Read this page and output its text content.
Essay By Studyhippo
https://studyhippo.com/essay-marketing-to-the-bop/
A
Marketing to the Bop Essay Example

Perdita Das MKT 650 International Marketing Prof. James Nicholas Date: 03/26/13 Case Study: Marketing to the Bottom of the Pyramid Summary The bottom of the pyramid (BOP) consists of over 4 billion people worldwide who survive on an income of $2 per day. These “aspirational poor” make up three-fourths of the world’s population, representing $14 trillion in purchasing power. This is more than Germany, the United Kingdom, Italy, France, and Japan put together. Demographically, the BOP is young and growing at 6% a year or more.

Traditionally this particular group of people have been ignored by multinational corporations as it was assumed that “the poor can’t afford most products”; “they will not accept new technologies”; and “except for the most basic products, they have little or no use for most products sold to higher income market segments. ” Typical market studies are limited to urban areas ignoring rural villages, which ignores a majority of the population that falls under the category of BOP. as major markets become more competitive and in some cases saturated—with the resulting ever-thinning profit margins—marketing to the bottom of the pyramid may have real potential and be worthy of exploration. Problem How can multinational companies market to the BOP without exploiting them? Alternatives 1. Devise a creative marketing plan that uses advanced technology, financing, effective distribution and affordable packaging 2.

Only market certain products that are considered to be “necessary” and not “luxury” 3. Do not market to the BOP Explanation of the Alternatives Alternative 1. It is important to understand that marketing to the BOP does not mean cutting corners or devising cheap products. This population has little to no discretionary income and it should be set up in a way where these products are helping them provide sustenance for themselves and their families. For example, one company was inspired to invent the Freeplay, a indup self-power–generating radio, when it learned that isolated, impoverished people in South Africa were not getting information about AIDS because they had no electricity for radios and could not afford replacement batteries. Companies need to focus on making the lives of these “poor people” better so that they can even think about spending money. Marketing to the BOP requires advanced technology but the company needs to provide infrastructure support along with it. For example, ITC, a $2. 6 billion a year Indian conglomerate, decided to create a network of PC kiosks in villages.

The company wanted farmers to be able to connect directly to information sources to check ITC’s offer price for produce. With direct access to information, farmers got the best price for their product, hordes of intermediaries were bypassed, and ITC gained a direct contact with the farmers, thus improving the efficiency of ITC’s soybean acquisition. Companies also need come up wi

### WRITTEN EXERCISE
Retype the listing. Match it exactly.

### RESULT
Read this page and output its text content.
Essay By Studyhippo
https://studyhippo.com/essay-marketing-to-the-bop/
A
Marketing to the Bop Essay Example

Perdita Das MKT 650 International Marketing Prof. James Nicholas Date: 03/26/13 Case Study: Marketing to the Bottom of the Pyramid Summary The bottom of the pyramid (BOP) consists of over 4 billion people worldwide who survive on an income of $2 per day. These “aspirational poor” make up three-fourths of the world’s population, representing $14 trillion in purchasing power. This is more than Germany, the United Kingdom, Italy, France, and Japan put together. Demographically, the BOP is young and growing at 6% a year or more.

Traditionally this particular group of people have been ignored by multinational corporations as it was assumed that “the poor can’t afford most products”; “they will not accept new technologies”; and “except for the most basic products, they have little or no use for most products sold to higher income market segments. ” Typical market studies are limited to urban areas ignoring rural villages, which ignores a majority of the population that falls under the category of BOP. as major markets become more competitive and in some cases saturated—with the resulting ever-thinning profit margins—marketing to the bottom of the pyramid may have real potential and be worthy of exploration. Problem How can multinational companies market to the BOP without exploiting them? Alternatives 1. Devise a creative marketing plan that uses advanced technology, financing, effective distribution and affordable packaging 2.

Only market certain products that are considered to be “necessary” and not “luxury” 3. Do not market to the BOP Explanation of the Alternatives Alternative 1. It is important to understand that marketing to the BOP does not mean cutting corners or devising cheap products. This population has little to no discretionary income and it should be set up in a way where these products are helping them provide sustenance for themselves and their families. For example, one company was inspired to invent the Freeplay, a indup self-power–generating radio, when it learned that isolated, impoverished people in South Africa were not getting information about AIDS because they had no electricity for radios and could not afford replacement batteries. Companies need to focus on making the lives of these “poor people” better so that they can even think about spending money. Marketing to the BOP requires advanced technology but the company needs to provide infrastructure support along with it. For example, ITC, a $2. 6 billion a year Indian conglomerate, decided to create a network of PC kiosks in villages.

The company wanted farmers to be able to connect directly to information sources to check ITC’s offer price for produce. With direct access to information, farmers got the best price for their product, hordes of intermediaries were bypassed, and ITC gained a direct contact with the farmers, thus improving the efficiency of ITC’s soybean acquisition. Companies also need come up wi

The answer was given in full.